(Figure record listings)
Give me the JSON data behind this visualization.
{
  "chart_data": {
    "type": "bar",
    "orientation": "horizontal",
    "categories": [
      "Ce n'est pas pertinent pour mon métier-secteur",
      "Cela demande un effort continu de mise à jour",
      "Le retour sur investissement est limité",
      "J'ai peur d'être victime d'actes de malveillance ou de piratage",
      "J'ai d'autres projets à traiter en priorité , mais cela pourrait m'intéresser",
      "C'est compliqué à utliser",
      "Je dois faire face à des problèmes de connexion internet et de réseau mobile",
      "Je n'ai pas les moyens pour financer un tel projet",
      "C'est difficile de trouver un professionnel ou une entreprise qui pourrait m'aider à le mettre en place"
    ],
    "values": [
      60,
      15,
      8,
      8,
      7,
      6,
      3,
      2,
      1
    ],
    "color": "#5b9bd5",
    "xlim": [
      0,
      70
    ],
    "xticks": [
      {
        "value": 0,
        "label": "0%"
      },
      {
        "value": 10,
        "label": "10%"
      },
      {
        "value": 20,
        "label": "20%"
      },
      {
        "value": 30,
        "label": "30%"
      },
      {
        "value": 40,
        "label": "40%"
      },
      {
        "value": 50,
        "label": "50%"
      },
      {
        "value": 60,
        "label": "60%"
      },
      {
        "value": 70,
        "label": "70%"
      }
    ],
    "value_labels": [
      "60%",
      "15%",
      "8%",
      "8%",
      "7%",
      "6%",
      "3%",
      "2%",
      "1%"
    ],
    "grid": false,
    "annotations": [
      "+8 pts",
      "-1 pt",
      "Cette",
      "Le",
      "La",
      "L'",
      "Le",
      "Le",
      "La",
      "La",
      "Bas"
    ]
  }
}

STATED EXERCISE:
Copy out every line of the data above, exactly as given.

CORRECT RESULT:
Give me the JSON data behind this visualization.
{
  "chart_data": {
    "type": "bar",
    "orientation": "horizontal",
    "categories": [
      "Ce n'est pas pertinent pour mon métier-secteur",
      "Cela demande un effort continu de mise à jour",
      "Le retour sur investissement est limité",
      "J'ai peur d'être victime d'actes de malveillance ou de piratage",
      "J'ai d'autres projets à traiter en priorité , mais cela pourrait m'intéresser",
      "C'est compliqué à utliser",
      "Je dois faire face à des problèmes de connexion internet et de réseau mobile",
      "Je n'ai pas les moyens pour financer un tel projet",
      "C'est difficile de trouver un professionnel ou une entreprise qui pourrait m'aider à le mettre en place"
    ],
    "values": [
      60,
      15,
      8,
      8,
      7,
      6,
      3,
      2,
      1
    ],
    "color": "#5b9bd5",
    "xlim": [
      0,
      70
    ],
    "xticks": [
      {
        "value": 0,
        "label": "0%"
      },
      {
        "value": 10,
        "label": "10%"
      },
      {
        "value": 20,
        "label": "20%"
      },
      {
        "value": 30,
        "label": "30%"
      },
      {
        "value": 40,
        "label": "40%"
      },
      {
        "value": 50,
        "label": "50%"
      },
      {
        "value": 60,
        "label": "60%"
      },
      {
        "value": 70,
        "label": "70%"
      }
    ],
    "value_labels": [
      "60%",
      "15%",
      "8%",
      "8%",
      "7%",
      "6%",
      "3%",
      "2%",
      "1%"
    ],
    "grid": false,
    "annotations": [
      "+8 pts",
      "-1 pt",
      "Cette",
      "Le",
      "La",
      "L'",
      "Le",
      "Le",
      "La",
      "La",
      "Bas"
    ]
  }
}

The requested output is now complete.